> [Task] Scan the records for the word "passes". Copy each line that includes it.

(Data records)
• • • • •
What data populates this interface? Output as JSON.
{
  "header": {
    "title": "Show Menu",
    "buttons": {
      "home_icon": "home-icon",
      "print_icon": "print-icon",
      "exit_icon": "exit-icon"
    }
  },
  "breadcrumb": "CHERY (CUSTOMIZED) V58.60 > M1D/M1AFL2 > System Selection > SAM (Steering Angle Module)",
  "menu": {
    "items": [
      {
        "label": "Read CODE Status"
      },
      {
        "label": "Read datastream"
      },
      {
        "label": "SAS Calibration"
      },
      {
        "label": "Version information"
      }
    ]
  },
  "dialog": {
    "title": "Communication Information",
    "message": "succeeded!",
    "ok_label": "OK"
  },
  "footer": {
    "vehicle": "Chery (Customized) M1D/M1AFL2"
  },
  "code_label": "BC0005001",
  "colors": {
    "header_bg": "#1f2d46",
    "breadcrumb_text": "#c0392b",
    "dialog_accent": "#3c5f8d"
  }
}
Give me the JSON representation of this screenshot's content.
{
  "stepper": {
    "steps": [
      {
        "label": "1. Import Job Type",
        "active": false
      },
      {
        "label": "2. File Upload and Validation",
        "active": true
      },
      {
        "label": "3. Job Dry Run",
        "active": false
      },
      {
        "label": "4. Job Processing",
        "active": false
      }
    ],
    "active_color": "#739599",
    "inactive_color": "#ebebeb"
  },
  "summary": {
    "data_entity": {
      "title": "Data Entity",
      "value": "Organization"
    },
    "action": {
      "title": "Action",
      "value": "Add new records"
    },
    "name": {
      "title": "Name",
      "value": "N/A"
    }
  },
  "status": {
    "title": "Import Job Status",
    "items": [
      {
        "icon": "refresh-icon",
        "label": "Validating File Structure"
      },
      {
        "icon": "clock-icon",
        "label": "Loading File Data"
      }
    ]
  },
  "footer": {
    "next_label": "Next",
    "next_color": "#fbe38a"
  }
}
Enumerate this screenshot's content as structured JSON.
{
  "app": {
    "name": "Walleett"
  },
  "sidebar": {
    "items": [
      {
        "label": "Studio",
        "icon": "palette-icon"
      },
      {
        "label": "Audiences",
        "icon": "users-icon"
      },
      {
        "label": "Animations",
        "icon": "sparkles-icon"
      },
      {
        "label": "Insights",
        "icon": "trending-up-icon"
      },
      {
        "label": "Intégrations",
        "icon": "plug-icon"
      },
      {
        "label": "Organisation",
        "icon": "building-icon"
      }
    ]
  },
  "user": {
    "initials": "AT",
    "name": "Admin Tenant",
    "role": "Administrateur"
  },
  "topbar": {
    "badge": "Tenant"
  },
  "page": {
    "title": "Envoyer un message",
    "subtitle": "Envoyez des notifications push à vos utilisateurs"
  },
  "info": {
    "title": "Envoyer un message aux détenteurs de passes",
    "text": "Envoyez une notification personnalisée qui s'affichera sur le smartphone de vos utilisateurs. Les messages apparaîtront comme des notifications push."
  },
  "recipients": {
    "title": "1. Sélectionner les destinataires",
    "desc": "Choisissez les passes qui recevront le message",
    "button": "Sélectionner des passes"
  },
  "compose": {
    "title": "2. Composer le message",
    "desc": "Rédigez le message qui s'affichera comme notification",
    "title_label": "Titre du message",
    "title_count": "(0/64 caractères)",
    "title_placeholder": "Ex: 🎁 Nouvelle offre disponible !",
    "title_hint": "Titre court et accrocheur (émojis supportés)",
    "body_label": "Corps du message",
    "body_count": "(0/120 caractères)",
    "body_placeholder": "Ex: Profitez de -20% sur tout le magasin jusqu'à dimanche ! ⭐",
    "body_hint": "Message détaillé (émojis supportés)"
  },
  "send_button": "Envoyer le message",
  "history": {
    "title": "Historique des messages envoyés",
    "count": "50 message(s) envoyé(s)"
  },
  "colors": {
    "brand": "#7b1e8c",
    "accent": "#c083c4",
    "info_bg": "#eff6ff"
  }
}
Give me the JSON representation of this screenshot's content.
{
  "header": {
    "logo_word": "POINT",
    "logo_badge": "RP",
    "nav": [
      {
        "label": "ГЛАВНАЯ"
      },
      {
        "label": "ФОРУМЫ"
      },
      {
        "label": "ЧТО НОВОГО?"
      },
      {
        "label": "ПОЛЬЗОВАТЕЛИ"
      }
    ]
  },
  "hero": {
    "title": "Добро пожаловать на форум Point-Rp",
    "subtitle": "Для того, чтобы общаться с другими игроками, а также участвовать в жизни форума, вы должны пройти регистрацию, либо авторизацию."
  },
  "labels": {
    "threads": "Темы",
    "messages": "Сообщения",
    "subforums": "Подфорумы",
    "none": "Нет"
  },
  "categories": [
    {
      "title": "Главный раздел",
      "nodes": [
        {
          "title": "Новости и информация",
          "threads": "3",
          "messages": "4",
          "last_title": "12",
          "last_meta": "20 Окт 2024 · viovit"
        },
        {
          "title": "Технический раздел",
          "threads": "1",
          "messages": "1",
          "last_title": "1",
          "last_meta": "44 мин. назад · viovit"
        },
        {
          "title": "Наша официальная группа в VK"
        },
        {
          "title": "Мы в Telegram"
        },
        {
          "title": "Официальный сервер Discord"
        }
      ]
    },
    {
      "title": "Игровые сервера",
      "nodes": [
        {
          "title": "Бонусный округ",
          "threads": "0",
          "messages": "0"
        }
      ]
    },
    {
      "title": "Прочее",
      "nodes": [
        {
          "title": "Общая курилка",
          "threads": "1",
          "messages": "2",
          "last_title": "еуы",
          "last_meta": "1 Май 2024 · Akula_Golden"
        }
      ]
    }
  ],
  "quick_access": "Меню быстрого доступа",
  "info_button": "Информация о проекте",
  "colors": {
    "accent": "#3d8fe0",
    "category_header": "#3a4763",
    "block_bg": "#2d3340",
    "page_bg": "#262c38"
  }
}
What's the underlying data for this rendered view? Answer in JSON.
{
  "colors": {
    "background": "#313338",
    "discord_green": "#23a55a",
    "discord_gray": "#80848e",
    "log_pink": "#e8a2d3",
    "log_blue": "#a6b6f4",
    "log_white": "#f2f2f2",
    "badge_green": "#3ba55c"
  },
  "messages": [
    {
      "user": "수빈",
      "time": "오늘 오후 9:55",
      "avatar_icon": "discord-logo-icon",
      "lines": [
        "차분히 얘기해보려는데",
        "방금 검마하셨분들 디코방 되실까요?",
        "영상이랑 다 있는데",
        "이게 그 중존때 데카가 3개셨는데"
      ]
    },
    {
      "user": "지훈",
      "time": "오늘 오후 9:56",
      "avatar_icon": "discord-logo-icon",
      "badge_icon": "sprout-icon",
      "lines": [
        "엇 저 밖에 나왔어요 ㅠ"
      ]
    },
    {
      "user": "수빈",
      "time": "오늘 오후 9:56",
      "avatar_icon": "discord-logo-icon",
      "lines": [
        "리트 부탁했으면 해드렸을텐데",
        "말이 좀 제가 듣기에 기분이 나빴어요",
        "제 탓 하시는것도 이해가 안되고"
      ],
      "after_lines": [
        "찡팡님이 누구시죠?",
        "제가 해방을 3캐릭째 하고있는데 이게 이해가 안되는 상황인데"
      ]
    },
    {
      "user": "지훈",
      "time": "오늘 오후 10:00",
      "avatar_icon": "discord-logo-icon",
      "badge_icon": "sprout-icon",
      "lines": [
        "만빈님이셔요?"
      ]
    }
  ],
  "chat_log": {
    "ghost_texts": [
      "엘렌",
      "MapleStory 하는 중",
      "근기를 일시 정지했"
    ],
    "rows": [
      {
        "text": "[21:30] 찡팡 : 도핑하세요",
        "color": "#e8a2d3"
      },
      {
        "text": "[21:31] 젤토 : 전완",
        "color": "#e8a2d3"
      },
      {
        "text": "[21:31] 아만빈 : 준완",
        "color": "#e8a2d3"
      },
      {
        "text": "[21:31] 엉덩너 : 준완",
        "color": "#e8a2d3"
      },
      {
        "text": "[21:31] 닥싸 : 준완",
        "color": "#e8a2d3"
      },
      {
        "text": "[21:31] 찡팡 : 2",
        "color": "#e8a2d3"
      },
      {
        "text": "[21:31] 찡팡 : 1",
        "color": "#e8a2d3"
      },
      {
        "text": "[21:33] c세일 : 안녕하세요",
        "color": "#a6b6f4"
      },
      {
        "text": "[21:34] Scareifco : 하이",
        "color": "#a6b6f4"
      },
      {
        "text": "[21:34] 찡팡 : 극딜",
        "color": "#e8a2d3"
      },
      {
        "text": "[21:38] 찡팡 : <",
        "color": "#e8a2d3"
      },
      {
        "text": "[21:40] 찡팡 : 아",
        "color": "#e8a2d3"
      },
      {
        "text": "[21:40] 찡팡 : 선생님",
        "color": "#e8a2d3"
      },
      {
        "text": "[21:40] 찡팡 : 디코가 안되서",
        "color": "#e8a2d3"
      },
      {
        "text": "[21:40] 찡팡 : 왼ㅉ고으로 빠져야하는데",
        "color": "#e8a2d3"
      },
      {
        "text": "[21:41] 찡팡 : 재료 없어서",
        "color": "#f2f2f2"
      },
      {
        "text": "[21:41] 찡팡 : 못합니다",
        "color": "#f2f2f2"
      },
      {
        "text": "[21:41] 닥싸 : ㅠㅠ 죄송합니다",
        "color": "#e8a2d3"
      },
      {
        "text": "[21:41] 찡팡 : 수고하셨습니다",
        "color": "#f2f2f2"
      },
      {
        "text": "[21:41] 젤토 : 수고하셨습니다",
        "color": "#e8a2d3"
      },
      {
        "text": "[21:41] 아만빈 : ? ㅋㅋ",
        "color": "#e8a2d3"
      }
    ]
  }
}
• • • • •
> [Task answer]
    "title": "Envoyer un message aux détenteurs de passes",
    "desc": "Choisissez les passes qui recevront le message",
    "button": "Sélectionner des passes"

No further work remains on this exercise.